Work to complete: Can you write out all of the material below, word for word?

Dataset rows:
* * *

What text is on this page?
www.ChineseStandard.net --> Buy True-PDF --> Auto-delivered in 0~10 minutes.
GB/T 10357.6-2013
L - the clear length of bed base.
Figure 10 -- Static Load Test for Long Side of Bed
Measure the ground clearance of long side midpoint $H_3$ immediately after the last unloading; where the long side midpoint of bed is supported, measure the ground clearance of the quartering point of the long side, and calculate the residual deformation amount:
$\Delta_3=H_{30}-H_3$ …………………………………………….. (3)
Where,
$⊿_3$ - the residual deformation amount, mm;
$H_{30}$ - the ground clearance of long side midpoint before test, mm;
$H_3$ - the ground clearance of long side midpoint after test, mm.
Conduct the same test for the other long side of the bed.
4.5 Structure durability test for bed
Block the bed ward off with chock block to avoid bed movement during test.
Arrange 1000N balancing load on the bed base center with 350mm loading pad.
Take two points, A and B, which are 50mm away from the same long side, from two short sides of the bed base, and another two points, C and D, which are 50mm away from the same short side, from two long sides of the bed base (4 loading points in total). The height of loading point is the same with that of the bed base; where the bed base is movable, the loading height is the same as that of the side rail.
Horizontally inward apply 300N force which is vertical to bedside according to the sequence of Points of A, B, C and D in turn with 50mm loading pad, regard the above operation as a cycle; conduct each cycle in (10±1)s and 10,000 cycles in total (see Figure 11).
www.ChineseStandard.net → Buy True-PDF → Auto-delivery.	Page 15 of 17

* * *

Output of the exercise:
What text is on this page?
www.ChineseStandard.net --> Buy True-PDF --> Auto-delivered in 0~10 minutes.
GB/T 10357.6-2013
L - the clear length of bed base.
Figure 10 -- Static Load Test for Long Side of Bed
Measure the ground clearance of long side midpoint $H_3$ immediately after the last unloading; where the long side midpoint of bed is supported, measure the ground clearance of the quartering point of the long side, and calculate the residual deformation amount:
$\Delta_3=H_{30}-H_3$ …………………………………………….. (3)
Where,
$⊿_3$ - the residual deformation amount, mm;
$H_{30}$ - the ground clearance of long side midpoint before test, mm;
$H_3$ - the ground clearance of long side midpoint after test, mm.
Conduct the same test for the other long side of the bed.
4.5 Structure durability test for bed
Block the bed ward off with chock block to avoid bed movement during test.
Arrange 1000N balancing load on the bed base center with 350mm loading pad.
Take two points, A and B, which are 50mm away from the same long side, from two short sides of the bed base, and another two points, C and D, which are 50mm away from the same short side, from two long sides of the bed base (4 loading points in total). The height of loading point is the same with that of the bed base; where the bed base is movable, the loading height is the same as that of the side rail.
Horizontally inward apply 300N force which is vertical to bedside according to the sequence of Points of A, B, C and D in turn with 50mm loading pad, regard the above operation as a cycle; conduct each cycle in (10±1)s and 10,000 cycles in total (see Figure 11).
www.ChineseStandard.net → Buy True-PDF → Auto-delivery.	Page 15 of 17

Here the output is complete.